--- BEGIN Information given ---

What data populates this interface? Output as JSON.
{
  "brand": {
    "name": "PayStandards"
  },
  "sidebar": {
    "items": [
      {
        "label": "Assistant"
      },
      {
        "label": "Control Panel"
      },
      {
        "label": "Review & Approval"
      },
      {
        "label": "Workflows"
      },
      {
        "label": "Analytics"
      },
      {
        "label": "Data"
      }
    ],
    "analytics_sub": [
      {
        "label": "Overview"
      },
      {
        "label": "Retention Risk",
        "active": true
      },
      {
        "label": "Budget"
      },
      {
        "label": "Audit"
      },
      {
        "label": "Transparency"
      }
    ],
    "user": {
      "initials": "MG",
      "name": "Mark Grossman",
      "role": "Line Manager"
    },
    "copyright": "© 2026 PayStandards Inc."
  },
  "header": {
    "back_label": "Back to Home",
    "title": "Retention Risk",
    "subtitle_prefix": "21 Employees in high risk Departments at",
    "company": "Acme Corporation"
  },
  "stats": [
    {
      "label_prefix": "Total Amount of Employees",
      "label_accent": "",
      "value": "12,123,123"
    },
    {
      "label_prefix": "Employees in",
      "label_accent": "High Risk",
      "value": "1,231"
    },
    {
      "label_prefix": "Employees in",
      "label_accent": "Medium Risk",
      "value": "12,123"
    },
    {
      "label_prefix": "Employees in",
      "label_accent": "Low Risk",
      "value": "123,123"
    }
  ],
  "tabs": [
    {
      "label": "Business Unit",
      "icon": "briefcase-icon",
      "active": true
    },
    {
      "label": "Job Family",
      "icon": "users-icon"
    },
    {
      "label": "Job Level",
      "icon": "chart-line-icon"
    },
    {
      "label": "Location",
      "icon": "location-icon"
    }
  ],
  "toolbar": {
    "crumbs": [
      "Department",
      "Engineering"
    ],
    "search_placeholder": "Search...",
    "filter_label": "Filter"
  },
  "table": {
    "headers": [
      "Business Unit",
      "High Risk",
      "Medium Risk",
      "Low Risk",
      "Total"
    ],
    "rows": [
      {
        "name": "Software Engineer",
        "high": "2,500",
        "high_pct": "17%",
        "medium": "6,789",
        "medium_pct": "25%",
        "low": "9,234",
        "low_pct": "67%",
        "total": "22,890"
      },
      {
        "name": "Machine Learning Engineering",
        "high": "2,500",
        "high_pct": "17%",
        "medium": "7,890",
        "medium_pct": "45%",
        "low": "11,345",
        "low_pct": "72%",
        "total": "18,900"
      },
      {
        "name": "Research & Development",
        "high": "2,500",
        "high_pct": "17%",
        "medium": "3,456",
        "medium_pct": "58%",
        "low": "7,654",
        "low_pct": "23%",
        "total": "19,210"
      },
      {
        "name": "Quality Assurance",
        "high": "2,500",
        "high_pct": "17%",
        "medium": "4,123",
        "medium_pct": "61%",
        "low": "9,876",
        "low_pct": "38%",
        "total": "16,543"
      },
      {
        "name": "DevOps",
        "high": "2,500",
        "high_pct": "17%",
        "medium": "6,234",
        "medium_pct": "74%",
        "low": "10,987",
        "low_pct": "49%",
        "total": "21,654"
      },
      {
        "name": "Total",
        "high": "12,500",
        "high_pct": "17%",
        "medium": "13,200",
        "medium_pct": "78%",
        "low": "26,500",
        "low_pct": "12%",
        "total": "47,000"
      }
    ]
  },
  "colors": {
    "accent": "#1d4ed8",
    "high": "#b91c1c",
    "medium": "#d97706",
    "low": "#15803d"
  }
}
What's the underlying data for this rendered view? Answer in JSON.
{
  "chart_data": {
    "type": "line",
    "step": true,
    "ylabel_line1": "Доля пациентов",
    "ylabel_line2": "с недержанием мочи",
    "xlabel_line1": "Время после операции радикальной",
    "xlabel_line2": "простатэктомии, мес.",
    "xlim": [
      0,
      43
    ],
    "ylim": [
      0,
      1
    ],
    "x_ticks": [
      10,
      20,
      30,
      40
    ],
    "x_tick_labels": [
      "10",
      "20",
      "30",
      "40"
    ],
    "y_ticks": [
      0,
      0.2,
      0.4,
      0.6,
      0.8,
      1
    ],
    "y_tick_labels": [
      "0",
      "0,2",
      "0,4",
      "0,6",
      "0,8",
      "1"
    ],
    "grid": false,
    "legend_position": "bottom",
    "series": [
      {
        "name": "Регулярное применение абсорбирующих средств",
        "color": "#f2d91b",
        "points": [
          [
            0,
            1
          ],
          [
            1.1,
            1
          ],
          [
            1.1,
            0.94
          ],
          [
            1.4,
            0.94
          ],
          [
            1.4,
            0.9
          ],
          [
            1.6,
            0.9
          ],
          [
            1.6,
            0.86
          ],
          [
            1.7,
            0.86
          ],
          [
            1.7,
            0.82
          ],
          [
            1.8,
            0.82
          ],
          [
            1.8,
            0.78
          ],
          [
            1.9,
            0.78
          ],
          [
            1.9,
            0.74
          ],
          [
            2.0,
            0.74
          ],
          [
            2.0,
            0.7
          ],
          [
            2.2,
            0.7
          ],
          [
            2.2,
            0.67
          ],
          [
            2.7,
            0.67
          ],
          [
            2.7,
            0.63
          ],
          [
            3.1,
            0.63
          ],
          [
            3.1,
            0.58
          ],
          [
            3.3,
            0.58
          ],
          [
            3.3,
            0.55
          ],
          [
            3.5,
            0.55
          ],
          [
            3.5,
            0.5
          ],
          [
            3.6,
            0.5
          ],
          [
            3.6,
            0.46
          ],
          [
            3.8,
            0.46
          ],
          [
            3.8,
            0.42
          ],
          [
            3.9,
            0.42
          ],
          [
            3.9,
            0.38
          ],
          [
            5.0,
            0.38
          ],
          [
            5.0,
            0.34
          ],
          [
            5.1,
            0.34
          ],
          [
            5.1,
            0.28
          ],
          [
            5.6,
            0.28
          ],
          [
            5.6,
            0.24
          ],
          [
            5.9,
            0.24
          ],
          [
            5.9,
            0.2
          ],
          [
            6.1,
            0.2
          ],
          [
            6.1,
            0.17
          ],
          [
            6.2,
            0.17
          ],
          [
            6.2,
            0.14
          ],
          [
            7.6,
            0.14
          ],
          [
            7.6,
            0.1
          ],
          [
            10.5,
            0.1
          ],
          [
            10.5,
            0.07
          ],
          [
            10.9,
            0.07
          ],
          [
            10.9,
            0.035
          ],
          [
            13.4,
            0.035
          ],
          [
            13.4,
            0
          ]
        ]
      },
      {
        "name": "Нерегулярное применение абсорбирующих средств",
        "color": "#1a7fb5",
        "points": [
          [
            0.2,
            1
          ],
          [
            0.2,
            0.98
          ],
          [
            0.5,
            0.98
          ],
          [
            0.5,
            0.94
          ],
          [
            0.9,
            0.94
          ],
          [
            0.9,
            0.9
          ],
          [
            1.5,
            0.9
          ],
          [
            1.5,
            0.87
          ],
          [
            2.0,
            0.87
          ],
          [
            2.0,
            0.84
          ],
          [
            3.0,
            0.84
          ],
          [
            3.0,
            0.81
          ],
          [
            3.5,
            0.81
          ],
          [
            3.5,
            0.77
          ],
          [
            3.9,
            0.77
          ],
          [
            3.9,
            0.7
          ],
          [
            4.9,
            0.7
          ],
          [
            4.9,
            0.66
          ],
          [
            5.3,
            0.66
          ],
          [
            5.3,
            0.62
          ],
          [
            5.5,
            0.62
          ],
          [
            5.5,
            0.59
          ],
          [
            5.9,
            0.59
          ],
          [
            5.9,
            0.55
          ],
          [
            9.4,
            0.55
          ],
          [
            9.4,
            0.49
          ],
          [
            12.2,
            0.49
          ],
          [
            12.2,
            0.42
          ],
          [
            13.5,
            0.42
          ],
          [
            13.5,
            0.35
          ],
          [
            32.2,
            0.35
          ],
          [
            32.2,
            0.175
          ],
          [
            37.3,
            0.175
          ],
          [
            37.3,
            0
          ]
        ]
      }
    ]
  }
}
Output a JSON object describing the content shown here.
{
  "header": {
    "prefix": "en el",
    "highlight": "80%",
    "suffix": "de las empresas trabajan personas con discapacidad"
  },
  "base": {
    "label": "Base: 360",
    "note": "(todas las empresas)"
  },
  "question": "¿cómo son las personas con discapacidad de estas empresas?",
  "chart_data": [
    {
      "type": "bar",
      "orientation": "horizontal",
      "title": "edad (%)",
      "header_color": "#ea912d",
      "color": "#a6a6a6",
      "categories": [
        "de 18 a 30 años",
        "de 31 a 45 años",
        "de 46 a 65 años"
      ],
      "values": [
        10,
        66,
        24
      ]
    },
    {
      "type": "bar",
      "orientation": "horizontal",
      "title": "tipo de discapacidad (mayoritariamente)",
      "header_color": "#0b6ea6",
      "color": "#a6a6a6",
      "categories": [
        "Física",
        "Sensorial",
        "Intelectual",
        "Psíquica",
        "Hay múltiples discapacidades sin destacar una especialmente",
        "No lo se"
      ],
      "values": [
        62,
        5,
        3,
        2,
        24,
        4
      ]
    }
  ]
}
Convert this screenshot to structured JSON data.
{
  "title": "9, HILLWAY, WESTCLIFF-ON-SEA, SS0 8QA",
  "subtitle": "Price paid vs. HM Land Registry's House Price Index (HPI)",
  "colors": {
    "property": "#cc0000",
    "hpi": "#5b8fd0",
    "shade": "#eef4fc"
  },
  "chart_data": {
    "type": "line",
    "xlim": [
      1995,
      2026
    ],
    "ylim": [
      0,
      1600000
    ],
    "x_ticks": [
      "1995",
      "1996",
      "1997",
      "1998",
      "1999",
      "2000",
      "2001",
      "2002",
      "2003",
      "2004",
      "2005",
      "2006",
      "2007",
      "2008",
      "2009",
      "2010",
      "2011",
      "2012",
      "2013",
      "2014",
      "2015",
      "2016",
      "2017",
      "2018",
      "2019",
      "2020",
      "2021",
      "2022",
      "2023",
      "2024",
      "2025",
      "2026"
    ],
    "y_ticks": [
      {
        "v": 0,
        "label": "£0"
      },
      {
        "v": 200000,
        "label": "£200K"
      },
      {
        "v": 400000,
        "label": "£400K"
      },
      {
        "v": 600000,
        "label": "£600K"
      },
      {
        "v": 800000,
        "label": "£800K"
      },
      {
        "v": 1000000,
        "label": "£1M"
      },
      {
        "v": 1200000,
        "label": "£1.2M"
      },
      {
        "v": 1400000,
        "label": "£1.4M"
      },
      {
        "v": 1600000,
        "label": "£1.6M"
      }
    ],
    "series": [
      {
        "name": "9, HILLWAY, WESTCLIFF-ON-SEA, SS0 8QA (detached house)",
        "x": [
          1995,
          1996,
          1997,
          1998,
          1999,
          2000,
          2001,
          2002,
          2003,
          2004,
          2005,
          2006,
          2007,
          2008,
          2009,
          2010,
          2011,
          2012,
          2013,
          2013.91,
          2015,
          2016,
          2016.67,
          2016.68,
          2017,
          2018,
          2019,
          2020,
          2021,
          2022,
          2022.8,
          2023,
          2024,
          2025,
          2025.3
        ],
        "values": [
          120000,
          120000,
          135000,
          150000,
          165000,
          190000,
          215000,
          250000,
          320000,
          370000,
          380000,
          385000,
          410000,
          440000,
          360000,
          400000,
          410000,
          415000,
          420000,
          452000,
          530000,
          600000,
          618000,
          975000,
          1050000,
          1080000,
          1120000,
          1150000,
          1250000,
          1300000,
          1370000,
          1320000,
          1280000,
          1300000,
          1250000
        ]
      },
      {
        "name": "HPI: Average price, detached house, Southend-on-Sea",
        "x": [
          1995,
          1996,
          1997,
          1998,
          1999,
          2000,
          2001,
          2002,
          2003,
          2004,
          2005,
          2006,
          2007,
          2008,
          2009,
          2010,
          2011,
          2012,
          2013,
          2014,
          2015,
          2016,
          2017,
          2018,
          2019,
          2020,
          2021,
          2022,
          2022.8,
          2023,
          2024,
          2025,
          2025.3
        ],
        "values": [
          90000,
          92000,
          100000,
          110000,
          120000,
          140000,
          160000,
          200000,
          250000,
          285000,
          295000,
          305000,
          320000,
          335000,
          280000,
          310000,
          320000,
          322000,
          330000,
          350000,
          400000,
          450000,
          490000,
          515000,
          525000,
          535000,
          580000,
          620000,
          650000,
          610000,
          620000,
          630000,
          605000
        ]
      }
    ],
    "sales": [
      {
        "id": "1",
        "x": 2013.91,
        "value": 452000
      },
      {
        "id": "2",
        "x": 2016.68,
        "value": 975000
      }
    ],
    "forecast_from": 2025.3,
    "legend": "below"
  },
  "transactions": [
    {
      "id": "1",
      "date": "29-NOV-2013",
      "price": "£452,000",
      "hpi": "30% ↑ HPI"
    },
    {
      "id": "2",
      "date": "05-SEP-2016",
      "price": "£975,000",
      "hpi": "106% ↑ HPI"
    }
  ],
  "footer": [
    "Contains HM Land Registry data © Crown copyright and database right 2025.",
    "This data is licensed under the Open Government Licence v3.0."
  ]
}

--- END Information given ---

- [Written exercise]
Search the data for the string "empresas". List each line that has it.

- [Correct output]
    "suffix": "de las empresas trabajan personas con discapacidad"
    "note": "(todas las empresas)"
  "question": "¿cómo son las personas con discapacidad de estas empresas?",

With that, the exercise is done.